(Stored entries)

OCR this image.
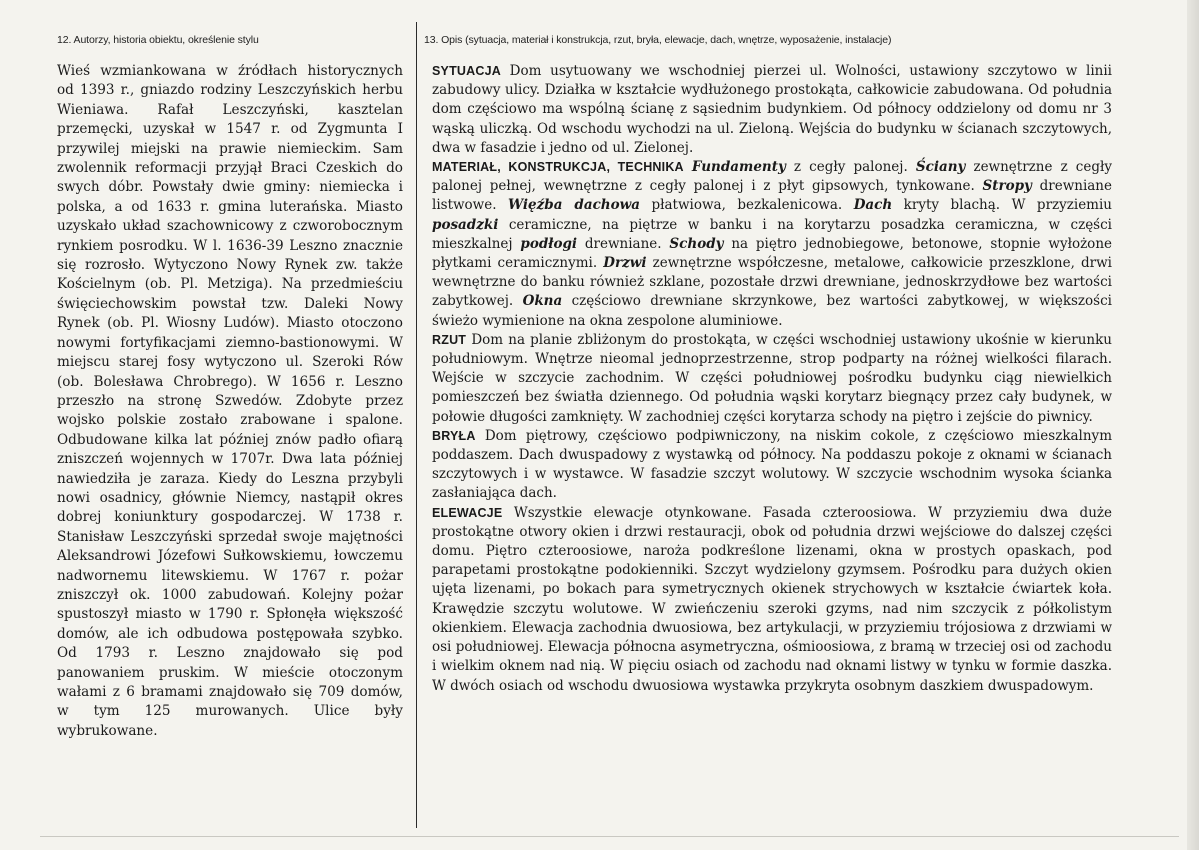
12. Autorzy, historia obiektu, określenie stylu	13. Opis (sytuacja, materiał i konstrukcja, rzut, bryła, elewacje, dach, wnętrze, wyposażenie, instalacje)
Wieś wzmiankowana w źródłach historycznych od 1393 r., gniazdo rodziny Leszczyńskich herbu Wieniawa. Rafał Leszczyński, kasztelan przemęcki, uzyskał w 1547 r. od Zygmunta I przywilej miejski na prawie niemieckim. Sam zwolennik reformacji przyjął Braci Czeskich do swych dóbr. Powstały dwie gminy: niemiecka i polska, a od 1633 r. gmina luterańska. Miasto uzyskało układ szachownicowy z czworobocznym rynkiem posrodku. W l. 1636-39 Leszno znacznie się rozrosło. Wytyczono Nowy Rynek zw. także Kościelnym (ob. Pl. Metziga). Na przedmieściu święciechowskim powstał tzw. Daleki Nowy Rynek (ob. Pl. Wiosny Ludów). Miasto otoczono nowymi fortyfikacjami ziemno-bastionowymi. W miejscu starej fosy wytyczono ul. Szeroki Rów (ob. Bolesława Chrobrego). W 1656 r. Leszno przeszło na stronę Szwedów. Zdobyte przez wojsko polskie zostało zrabowane i spalone. Odbudowane kilka lat później znów padło ofiarą zniszczeń wojennych w 1707r. Dwa lata później nawiedziła je zaraza. Kiedy do Leszna przybyli nowi osadnicy, głównie Niemcy, nastąpił okres dobrej koniunktury gospodarczej. W 1738 r. Stanisław Leszczyński sprzedał swoje majętności Aleksandrowi Józefowi Sułkowskiemu, łowczemu nadwornemu litewskiemu. W 1767 r. pożar zniszczył ok. 1000 zabudowań. Kolejny pożar spustoszył miasto w 1790 r. Spłonęła większość domów, ale ich odbudowa postępowała szybko. Od 1793 r. Leszno znajdowało się pod panowaniem pruskim. W mieście otoczonym wałami z 6 bramami znajdowało się 709 domów, w tym 125 murowanych. Ulice były wybrukowane.

SYTUACJA Dom usytuowany we wschodniej pierzei ul. Wolności, ustawiony szczytowo w linii zabudowy ulicy. Działka w kształcie wydłużonego prostokąta, całkowicie zabudowana. Od południa dom częściowo ma wspólną ścianę z sąsiednim budynkiem. Od północy oddzielony od domu nr 3 wąską uliczką. Od wschodu wychodzi na ul. Zieloną. Wejścia do budynku w ścianach szczytowych, dwa w fasadzie i jedno od ul. Zielonej.

MATERIAŁ, KONSTRUKCJA, TECHNIKA Fundamenty z cegły palonej. Ściany zewnętrzne z cegły palonej pełnej, wewnętrzne z cegły palonej i z płyt gipsowych, tynkowane. Stropy drewniane listwowe. Więźba dachowa płatwiowa, bezkalenicowa. Dach kryty blachą. W przyziemiu posadzki ceramiczne, na piętrze w banku i na korytarzu posadzka ceramiczna, w części mieszkalnej podłogi drewniane. Schody na piętro jednobiegowe, betonowe, stopnie wyłożone płytkami ceramicznymi. Drzwi zewnętrzne współczesne, metalowe, całkowicie przeszklone, drwi wewnętrzne do banku również szklane, pozostałe drzwi drewniane, jednoskrzydłowe bez wartości zabytkowej. Okna częściowo drewniane skrzynkowe, bez wartości zabytkowej, w większości świeżo wymienione na okna zespolone aluminiowe.

RZUT Dom na planie zbliżonym do prostokąta, w części wschodniej ustawiony ukośnie w kierunku południowym. Wnętrze nieomal jednoprzestrzenne, strop podparty na różnej wielkości filarach. Wejście w szczycie zachodnim. W części południowej pośrodku budynku ciąg niewielkich pomieszczeń bez światła dziennego. Od południa wąski korytarz biegnący przez cały budynek, w połowie długości zamknięty. W zachodniej części korytarza schody na piętro i zejście do piwnicy.

BRYŁA Dom piętrowy, częściowo podpiwniczony, na niskim cokole, z częściowo mieszkalnym poddaszem. Dach dwuspadowy z wystawką od północy. Na poddaszu pokoje z oknami w ścianach szczytowych i w wystawce. W fasadzie szczyt wolutowy. W szczycie wschodnim wysoka ścianka zasłaniająca dach.

ELEWACJE Wszystkie elewacje otynkowane. Fasada czteroosiowa. W przyziemiu dwa duże prostokątne otwory okien i drzwi restauracji, obok od południa drzwi wejściowe do dalszej części domu. Piętro czteroosiowe, naroża podkreślone lizenami, okna w prostych opaskach, pod parapetami prostokątne podokienniki. Szczyt wydzielony gzymsem. Pośrodku para dużych okien ujęta lizenami, po bokach para symetrycznych okienek strychowych w kształcie ćwiartek koła. Krawędzie szczytu wolutowe. W zwieńczeniu szeroki gzyms, nad nim szczycik z półkolistym okienkiem. Elewacja zachodnia dwuosiowa, bez artykulacji, w przyziemiu trójosiowa z drzwiami w osi południowej. Elewacja północna asymetryczna, ośmioosiowa, z bramą w trzeciej osi od zachodu i wielkim oknem nad nią. W pięciu osiach od zachodu nad oknami listwy w tynku w formie daszka. W dwóch osiach od wschodu dwuosiowa wystawka przykryta osobnym daszkiem dwuspadowym.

→ THE EXERCISE
Exclude every picture and copy the remaining data exactly.

→ SOLUTION FOR THIS PROBLEM
OCR this image.
12. Autorzy, historia obiektu, określenie stylu	13. Opis (sytuacja, materiał i konstrukcja, rzut, bryła, elewacje, dach, wnętrze, wyposażenie, instalacje)
Wieś wzmiankowana w źródłach historycznych od 1393 r., gniazdo rodziny Leszczyńskich herbu Wieniawa. Rafał Leszczyński, kasztelan przemęcki, uzyskał w 1547 r. od Zygmunta I przywilej miejski na prawie niemieckim. Sam zwolennik reformacji przyjął Braci Czeskich do swych dóbr. Powstały dwie gminy: niemiecka i polska, a od 1633 r. gmina luterańska. Miasto uzyskało układ szachownicowy z czworobocznym rynkiem posrodku. W l. 1636-39 Leszno znacznie się rozrosło. Wytyczono Nowy Rynek zw. także Kościelnym (ob. Pl. Metziga). Na przedmieściu święciechowskim powstał tzw. Daleki Nowy Rynek (ob. Pl. Wiosny Ludów). Miasto otoczono nowymi fortyfikacjami ziemno-bastionowymi. W miejscu starej fosy wytyczono ul. Szeroki Rów (ob. Bolesława Chrobrego). W 1656 r. Leszno przeszło na stronę Szwedów. Zdobyte przez wojsko polskie zostało zrabowane i spalone. Odbudowane kilka lat później znów padło ofiarą zniszczeń wojennych w 1707r. Dwa lata później nawiedziła je zaraza. Kiedy do Leszna przybyli nowi osadnicy, głównie Niemcy, nastąpił okres dobrej koniunktury gospodarczej. W 1738 r. Stanisław Leszczyński sprzedał swoje majętności Aleksandrowi Józefowi Sułkowskiemu, łowczemu nadwornemu litewskiemu. W 1767 r. pożar zniszczył ok. 1000 zabudowań. Kolejny pożar spustoszył miasto w 1790 r. Spłonęła większość domów, ale ich odbudowa postępowała szybko. Od 1793 r. Leszno znajdowało się pod panowaniem pruskim. W mieście otoczonym wałami z 6 bramami znajdowało się 709 domów, w tym 125 murowanych. Ulice były wybrukowane.

SYTUACJA Dom usytuowany we wschodniej pierzei ul. Wolności, ustawiony szczytowo w linii zabudowy ulicy. Działka w kształcie wydłużonego prostokąta, całkowicie zabudowana. Od południa dom częściowo ma wspólną ścianę z sąsiednim budynkiem. Od północy oddzielony od domu nr 3 wąską uliczką. Od wschodu wychodzi na ul. Zieloną. Wejścia do budynku w ścianach szczytowych, dwa w fasadzie i jedno od ul. Zielonej.

MATERIAŁ, KONSTRUKCJA, TECHNIKA Fundamenty z cegły palonej. Ściany zewnętrzne z cegły palonej pełnej, wewnętrzne z cegły palonej i z płyt gipsowych, tynkowane. Stropy drewniane listwowe. Więźba dachowa płatwiowa, bezkalenicowa. Dach kryty blachą. W przyziemiu posadzki ceramiczne, na piętrze w banku i na korytarzu posadzka ceramiczna, w części mieszkalnej podłogi drewniane. Schody na piętro jednobiegowe, betonowe, stopnie wyłożone płytkami ceramicznymi. Drzwi zewnętrzne współczesne, metalowe, całkowicie przeszklone, drwi wewnętrzne do banku również szklane, pozostałe drzwi drewniane, jednoskrzydłowe bez wartości zabytkowej. Okna częściowo drewniane skrzynkowe, bez wartości zabytkowej, w większości świeżo wymienione na okna zespolone aluminiowe.

RZUT Dom na planie zbliżonym do prostokąta, w części wschodniej ustawiony ukośnie w kierunku południowym. Wnętrze nieomal jednoprzestrzenne, strop podparty na różnej wielkości filarach. Wejście w szczycie zachodnim. W części południowej pośrodku budynku ciąg niewielkich pomieszczeń bez światła dziennego. Od południa wąski korytarz biegnący przez cały budynek, w połowie długości zamknięty. W zachodniej części korytarza schody na piętro i zejście do piwnicy.

BRYŁA Dom piętrowy, częściowo podpiwniczony, na niskim cokole, z częściowo mieszkalnym poddaszem. Dach dwuspadowy z wystawką od północy. Na poddaszu pokoje z oknami w ścianach szczytowych i w wystawce. W fasadzie szczyt wolutowy. W szczycie wschodnim wysoka ścianka zasłaniająca dach.

ELEWACJE Wszystkie elewacje otynkowane. Fasada czteroosiowa. W przyziemiu dwa duże prostokątne otwory okien i drzwi restauracji, obok od południa drzwi wejściowe do dalszej części domu. Piętro czteroosiowe, naroża podkreślone lizenami, okna w prostych opaskach, pod parapetami prostokątne podokienniki. Szczyt wydzielony gzymsem. Pośrodku para dużych okien ujęta lizenami, po bokach para symetrycznych okienek strychowych w kształcie ćwiartek koła. Krawędzie szczytu wolutowe. W zwieńczeniu szeroki gzyms, nad nim szczycik z półkolistym okienkiem. Elewacja zachodnia dwuosiowa, bez artykulacji, w przyziemiu trójosiowa z drzwiami w osi południowej. Elewacja północna asymetryczna, ośmioosiowa, z bramą w trzeciej osi od zachodu i wielkim oknem nad nią. W pięciu osiach od zachodu nad oknami listwy w tynku w formie daszka. W dwóch osiach od wschodu dwuosiowa wystawka przykryta osobnym daszkiem dwuspadowym.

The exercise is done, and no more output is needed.